### Your objective
Please write out the material that follows, exactly as it stands.

### Listing
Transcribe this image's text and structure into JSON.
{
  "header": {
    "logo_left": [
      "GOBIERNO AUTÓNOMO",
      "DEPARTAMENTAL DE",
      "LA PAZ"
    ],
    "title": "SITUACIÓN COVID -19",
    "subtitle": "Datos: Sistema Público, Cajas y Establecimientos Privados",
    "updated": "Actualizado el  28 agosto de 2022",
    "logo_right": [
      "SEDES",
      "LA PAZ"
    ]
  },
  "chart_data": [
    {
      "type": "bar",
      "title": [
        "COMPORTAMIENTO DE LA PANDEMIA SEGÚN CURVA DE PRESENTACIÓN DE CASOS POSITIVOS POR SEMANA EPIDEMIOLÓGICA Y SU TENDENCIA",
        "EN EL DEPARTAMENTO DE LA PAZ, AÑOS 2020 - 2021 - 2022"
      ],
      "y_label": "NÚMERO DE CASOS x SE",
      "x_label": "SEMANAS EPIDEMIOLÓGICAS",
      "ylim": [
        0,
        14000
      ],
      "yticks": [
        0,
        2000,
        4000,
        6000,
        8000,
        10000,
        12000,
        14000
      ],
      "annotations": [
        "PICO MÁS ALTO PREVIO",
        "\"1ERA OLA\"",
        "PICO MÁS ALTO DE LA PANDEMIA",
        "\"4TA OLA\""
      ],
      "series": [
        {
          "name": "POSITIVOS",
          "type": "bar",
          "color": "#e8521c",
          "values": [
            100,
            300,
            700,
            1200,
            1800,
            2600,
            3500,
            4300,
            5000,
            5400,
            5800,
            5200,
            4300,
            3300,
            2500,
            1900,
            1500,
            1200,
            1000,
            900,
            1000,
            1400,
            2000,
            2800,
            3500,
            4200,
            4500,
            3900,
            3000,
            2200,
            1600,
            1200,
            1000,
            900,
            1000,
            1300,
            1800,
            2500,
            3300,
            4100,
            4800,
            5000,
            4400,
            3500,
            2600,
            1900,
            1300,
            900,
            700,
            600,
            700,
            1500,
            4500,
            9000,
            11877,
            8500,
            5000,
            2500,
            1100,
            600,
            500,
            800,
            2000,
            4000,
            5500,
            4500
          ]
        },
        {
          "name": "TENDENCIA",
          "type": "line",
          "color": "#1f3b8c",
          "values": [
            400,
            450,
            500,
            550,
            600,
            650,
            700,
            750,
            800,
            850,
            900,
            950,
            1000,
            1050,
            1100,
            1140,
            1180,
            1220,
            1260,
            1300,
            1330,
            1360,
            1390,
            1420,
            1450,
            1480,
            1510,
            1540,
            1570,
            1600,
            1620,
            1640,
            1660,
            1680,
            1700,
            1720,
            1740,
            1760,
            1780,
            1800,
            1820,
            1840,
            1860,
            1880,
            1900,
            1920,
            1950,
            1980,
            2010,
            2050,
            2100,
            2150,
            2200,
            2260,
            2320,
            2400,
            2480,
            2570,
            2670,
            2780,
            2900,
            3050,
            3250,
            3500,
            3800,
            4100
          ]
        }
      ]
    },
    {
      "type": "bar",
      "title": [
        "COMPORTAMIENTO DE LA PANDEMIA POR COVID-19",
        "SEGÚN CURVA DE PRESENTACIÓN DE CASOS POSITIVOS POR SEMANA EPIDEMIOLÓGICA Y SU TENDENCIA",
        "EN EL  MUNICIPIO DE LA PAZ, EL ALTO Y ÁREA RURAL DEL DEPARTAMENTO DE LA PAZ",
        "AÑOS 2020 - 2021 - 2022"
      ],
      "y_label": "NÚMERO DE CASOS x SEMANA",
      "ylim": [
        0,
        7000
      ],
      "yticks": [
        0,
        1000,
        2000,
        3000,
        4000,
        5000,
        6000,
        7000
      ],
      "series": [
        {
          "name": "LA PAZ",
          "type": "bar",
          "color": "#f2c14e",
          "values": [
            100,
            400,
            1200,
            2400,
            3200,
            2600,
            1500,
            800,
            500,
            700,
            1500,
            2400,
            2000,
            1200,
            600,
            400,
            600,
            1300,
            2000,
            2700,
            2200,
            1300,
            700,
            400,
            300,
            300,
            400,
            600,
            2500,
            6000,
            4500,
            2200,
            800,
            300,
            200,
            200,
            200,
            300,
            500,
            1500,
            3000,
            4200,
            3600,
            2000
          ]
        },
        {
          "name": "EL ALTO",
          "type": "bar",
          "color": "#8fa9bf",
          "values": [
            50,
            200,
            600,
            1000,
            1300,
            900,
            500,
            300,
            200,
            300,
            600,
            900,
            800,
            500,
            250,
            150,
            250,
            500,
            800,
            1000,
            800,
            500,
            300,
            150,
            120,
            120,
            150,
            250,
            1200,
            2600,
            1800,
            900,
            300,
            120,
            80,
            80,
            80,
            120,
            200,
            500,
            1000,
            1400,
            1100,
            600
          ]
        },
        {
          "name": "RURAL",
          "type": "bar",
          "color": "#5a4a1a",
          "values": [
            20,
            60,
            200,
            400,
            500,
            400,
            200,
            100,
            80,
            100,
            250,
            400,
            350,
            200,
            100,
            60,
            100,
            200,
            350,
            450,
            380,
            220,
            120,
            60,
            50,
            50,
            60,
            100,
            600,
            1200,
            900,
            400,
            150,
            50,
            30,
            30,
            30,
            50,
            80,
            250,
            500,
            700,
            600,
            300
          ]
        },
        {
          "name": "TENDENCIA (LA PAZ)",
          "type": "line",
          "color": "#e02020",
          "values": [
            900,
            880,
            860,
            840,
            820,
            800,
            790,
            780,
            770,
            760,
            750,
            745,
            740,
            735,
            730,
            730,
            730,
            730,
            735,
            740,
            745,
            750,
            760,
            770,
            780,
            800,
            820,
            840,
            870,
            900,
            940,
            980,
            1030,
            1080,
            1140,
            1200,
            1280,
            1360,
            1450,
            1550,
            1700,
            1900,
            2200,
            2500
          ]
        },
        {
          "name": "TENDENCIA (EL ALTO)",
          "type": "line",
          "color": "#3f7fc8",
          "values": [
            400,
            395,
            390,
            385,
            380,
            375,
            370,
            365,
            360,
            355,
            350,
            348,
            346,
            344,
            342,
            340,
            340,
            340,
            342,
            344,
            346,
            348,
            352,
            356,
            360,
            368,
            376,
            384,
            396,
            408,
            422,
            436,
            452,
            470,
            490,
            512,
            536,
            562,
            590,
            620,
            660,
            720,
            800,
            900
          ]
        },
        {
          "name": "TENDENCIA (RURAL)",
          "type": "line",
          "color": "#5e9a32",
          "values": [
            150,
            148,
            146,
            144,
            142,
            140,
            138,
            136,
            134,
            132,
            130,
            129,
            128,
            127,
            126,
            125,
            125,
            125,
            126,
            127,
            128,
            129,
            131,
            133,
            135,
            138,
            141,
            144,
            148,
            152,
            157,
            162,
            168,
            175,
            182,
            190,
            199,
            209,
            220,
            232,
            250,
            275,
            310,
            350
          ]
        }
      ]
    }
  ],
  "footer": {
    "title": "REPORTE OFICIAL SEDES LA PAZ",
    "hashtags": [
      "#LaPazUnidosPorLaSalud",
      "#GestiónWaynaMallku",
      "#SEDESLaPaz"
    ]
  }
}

### Task solution
Transcribe this image's text and structure into JSON.
{
  "header": {
    "logo_left": [
      "GOBIERNO AUTÓNOMO",
      "DEPARTAMENTAL DE",
      "LA PAZ"
    ],
    "title": "SITUACIÓN COVID -19",
    "subtitle": "Datos: Sistema Público, Cajas y Establecimientos Privados",
    "updated": "Actualizado el  28 agosto de 2022",
    "logo_right": [
      "SEDES",
      "LA PAZ"
    ]
  },
  "chart_data": [
    {
      "type": "bar",
      "title": [
        "COMPORTAMIENTO DE LA PANDEMIA SEGÚN CURVA DE PRESENTACIÓN DE CASOS POSITIVOS POR SEMANA EPIDEMIOLÓGICA Y SU TENDENCIA",
        "EN EL DEPARTAMENTO DE LA PAZ, AÑOS 2020 - 2021 - 2022"
      ],
      "y_label": "NÚMERO DE CASOS x SE",
      "x_label": "SEMANAS EPIDEMIOLÓGICAS",
      "ylim": [
        0,
        14000
      ],
      "yticks": [
        0,
        2000,
        4000,
        6000,
        8000,
        10000,
        12000,
        14000
      ],
      "annotations": [
        "PICO MÁS ALTO PREVIO",
        "\"1ERA OLA\"",
        "PICO MÁS ALTO DE LA PANDEMIA",
        "\"4TA OLA\""
      ],
      "series": [
        {
          "name": "POSITIVOS",
          "type": "bar",
          "color": "#e8521c",
          "values": [
            100,
            300,
            700,
            1200,
            1800,
            2600,
            3500,
            4300,
            5000,
            5400,
            5800,
            5200,
            4300,
            3300,
            2500,
            1900,
            1500,
            1200,
            1000,
            900,
            1000,
            1400,
            2000,
            2800,
            3500,
            4200,
            4500,
            3900,
            3000,
            2200,
            1600,
            1200,
            1000,
            900,
            1000,
            1300,
            1800,
            2500,
            3300,
            4100,
            4800,
            5000,
            4400,
            3500,
            2600,
            1900,
            1300,
            900,
            700,
            600,
            700,
            1500,
            4500,
            9000,
            11877,
            8500,
            5000,
            2500,
            1100,
            600,
            500,
            800,
            2000,
            4000,
            5500,
            4500
          ]
        },
        {
          "name": "TENDENCIA",
          "type": "line",
          "color": "#1f3b8c",
          "values": [
            400,
            450,
            500,
            550,
            600,
            650,
            700,
            750,
            800,
            850,
            900,
            950,
            1000,
            1050,
            1100,
            1140,
            1180,
            1220,
            1260,
            1300,
            1330,
            1360,
            1390,
            1420,
            1450,
            1480,
            1510,
            1540,
            1570,
            1600,
            1620,
            1640,
            1660,
            1680,
            1700,
            1720,
            1740,
            1760,
            1780,
            1800,
            1820,
            1840,
            1860,
            1880,
            1900,
            1920,
            1950,
            1980,
            2010,
            2050,
            2100,
            2150,
            2200,
            2260,
            2320,
            2400,
            2480,
            2570,
            2670,
            2780,
            2900,
            3050,
            3250,
            3500,
            3800,
            4100
          ]
        }
      ]
    },
    {
      "type": "bar",
      "title": [
        "COMPORTAMIENTO DE LA PANDEMIA POR COVID-19",
        "SEGÚN CURVA DE PRESENTACIÓN DE CASOS POSITIVOS POR SEMANA EPIDEMIOLÓGICA Y SU TENDENCIA",
        "EN EL  MUNICIPIO DE LA PAZ, EL ALTO Y ÁREA RURAL DEL DEPARTAMENTO DE LA PAZ",
        "AÑOS 2020 - 2021 - 2022"
      ],
      "y_label": "NÚMERO DE CASOS x SEMANA",
      "ylim": [
        0,
        7000
      ],
      "yticks": [
        0,
        1000,
        2000,
        3000,
        4000,
        5000,
        6000,
        7000
      ],
      "series": [
        {
          "name": "LA PAZ",
          "type": "bar",
          "color": "#f2c14e",
          "values": [
            100,
            400,
            1200,
            2400,
            3200,
            2600,
            1500,
            800,
            500,
            700,
            1500,
            2400,
            2000,
            1200,
            600,
            400,
            600,
            1300,
            2000,
            2700,
            2200,
            1300,
            700,
            400,
            300,
            300,
            400,
            600,
            2500,
            6000,
            4500,
            2200,
            800,
            300,
            200,
            200,
            200,
            300,
            500,
            1500,
            3000,
            4200,
            3600,
            2000
          ]
        },
        {
          "name": "EL ALTO",
          "type": "bar",
          "color": "#8fa9bf",
          "values": [
            50,
            200,
            600,
            1000,
            1300,
            900,
            500,
            300,
            200,
            300,
            600,
            900,
            800,
            500,
            250,
            150,
            250,
            500,
            800,
            1000,
            800,
            500,
            300,
            150,
            120,
            120,
            150,
            250,
            1200,
            2600,
            1800,
            900,
            300,
            120,
            80,
            80,
            80,
            120,
            200,
            500,
            1000,
            1400,
            1100,
            600
          ]
        },
        {
          "name": "RURAL",
          "type": "bar",
          "color": "#5a4a1a",
          "values": [
            20,
            60,
            200,
            400,
            500,
            400,
            200,
            100,
            80,
            100,
            250,
            400,
            350,
            200,
            100,
            60,
            100,
            200,
            350,
            450,
            380,
            220,
            120,
            60,
            50,
            50,
            60,
            100,
            600,
            1200,
            900,
            400,
            150,
            50,
            30,
            30,
            30,
            50,
            80,
            250,
            500,
            700,
            600,
            300
          ]
        },
        {
          "name": "TENDENCIA (LA PAZ)",
          "type": "line",
          "color": "#e02020",
          "values": [
            900,
            880,
            860,
            840,
            820,
            800,
            790,
            780,
            770,
            760,
            750,
            745,
            740,
            735,
            730,
            730,
            730,
            730,
            735,
            740,
            745,
            750,
            760,
            770,
            780,
            800,
            820,
            840,
            870,
            900,
            940,
            980,
            1030,
            1080,
            1140,
            1200,
            1280,
            1360,
            1450,
            1550,
            1700,
            1900,
            2200,
            2500
          ]
        },
        {
          "name": "TENDENCIA (EL ALTO)",
          "type": "line",
          "color": "#3f7fc8",
          "values": [
            400,
            395,
            390,
            385,
            380,
            375,
            370,
            365,
            360,
            355,
            350,
            348,
            346,
            344,
            342,
            340,
            340,
            340,
            342,
            344,
            346,
            348,
            352,
            356,
            360,
            368,
            376,
            384,
            396,
            408,
            422,
            436,
            452,
            470,
            490,
            512,
            536,
            562,
            590,
            620,
            660,
            720,
            800,
            900
          ]
        },
        {
          "name": "TENDENCIA (RURAL)",
          "type": "line",
          "color": "#5e9a32",
          "values": [
            150,
            148,
            146,
            144,
            142,
            140,
            138,
            136,
            134,
            132,
            130,
            129,
            128,
            127,
            126,
            125,
            125,
            125,
            126,
            127,
            128,
            129,
            131,
            133,
            135,
            138,
            141,
            144,
            148,
            152,
            157,
            162,
            168,
            175,
            182,
            190,
            199,
            209,
            220,
            232,
            250,
            275,
            310,
            350
          ]
        }
      ]
    }
  ],
  "footer": {
    "title": "REPORTE OFICIAL SEDES LA PAZ",
    "hashtags": [
      "#LaPazUnidosPorLaSalud",
      "#GestiónWaynaMallku",
      "#SEDESLaPaz"
    ]
  }
}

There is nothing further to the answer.